## DIRECTIVE
Reproduce the records word for word, starting at the first line and ending at the line that contains "958, 224, 974]", with both of those lines included.

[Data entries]

◆ ◆ ◆

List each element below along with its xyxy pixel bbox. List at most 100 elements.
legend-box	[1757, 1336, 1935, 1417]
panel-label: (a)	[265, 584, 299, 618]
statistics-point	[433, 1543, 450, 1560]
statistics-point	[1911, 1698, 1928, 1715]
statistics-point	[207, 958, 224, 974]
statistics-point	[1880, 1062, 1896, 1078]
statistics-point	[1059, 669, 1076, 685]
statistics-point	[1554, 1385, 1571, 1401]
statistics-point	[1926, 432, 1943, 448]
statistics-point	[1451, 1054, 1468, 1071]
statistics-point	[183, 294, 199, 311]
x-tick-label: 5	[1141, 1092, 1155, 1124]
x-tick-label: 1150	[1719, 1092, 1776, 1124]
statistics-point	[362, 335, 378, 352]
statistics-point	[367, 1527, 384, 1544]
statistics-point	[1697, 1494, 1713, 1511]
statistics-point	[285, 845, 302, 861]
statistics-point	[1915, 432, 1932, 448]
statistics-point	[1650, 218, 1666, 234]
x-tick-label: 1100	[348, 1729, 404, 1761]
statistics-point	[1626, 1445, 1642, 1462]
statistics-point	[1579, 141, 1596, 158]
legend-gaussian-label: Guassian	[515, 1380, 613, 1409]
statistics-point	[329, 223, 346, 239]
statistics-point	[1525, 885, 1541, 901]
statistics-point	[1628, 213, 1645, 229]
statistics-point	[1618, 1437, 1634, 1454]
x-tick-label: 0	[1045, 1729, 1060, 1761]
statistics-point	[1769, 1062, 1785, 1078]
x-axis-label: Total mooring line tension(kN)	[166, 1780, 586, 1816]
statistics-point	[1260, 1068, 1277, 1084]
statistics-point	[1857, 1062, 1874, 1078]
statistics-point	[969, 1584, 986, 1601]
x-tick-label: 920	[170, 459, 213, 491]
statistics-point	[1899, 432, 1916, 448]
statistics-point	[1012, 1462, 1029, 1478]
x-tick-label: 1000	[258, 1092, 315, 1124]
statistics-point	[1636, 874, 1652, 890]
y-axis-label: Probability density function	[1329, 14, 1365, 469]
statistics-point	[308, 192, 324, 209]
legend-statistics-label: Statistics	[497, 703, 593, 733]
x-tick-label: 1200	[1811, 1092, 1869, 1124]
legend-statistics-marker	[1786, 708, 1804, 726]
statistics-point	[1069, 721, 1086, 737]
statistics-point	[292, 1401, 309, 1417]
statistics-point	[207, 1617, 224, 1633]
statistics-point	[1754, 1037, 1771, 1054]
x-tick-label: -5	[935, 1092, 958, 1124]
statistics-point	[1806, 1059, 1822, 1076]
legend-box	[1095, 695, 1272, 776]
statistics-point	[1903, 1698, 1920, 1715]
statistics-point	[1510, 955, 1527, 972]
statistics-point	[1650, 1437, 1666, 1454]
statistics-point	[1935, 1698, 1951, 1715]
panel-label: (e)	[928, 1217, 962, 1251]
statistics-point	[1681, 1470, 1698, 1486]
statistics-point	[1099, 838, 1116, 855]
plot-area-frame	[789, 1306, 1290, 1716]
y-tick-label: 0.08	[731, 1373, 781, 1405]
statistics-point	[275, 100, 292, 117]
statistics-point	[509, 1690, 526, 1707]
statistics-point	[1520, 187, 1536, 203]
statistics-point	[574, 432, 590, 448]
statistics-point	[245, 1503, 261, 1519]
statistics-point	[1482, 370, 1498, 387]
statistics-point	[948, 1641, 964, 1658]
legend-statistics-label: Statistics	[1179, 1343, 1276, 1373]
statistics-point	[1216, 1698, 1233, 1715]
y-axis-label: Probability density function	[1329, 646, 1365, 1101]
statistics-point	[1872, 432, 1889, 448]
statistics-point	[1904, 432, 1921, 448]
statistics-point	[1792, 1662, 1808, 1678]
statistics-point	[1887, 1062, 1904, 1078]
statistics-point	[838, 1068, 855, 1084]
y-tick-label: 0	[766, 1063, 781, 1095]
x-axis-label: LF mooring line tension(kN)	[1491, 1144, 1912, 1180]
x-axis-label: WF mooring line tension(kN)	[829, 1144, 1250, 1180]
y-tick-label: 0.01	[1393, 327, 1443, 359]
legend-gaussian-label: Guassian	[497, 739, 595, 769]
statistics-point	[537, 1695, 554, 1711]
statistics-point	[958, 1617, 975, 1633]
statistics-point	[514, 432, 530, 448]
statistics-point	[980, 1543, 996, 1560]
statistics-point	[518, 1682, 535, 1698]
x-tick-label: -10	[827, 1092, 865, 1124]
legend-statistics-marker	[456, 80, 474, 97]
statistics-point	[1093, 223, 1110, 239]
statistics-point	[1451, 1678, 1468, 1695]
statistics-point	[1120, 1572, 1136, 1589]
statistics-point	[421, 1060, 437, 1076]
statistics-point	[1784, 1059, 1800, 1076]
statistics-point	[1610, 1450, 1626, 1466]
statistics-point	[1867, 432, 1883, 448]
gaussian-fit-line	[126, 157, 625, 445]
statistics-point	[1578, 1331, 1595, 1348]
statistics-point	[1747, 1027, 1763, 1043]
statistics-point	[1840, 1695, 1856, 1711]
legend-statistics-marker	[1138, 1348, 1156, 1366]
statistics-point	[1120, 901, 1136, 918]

◆ ◆ ◆

## SOLUTION TO THIS PROBLEM
List each element below along with its xyxy pixel bbox. List at most 100 elements.
legend-box	[1757, 1336, 1935, 1417]
panel-label: (a)	[265, 584, 299, 618]
statistics-point	[433, 1543, 450, 1560]
statistics-point	[1911, 1698, 1928, 1715]
statistics-point	[207, 958, 224, 974]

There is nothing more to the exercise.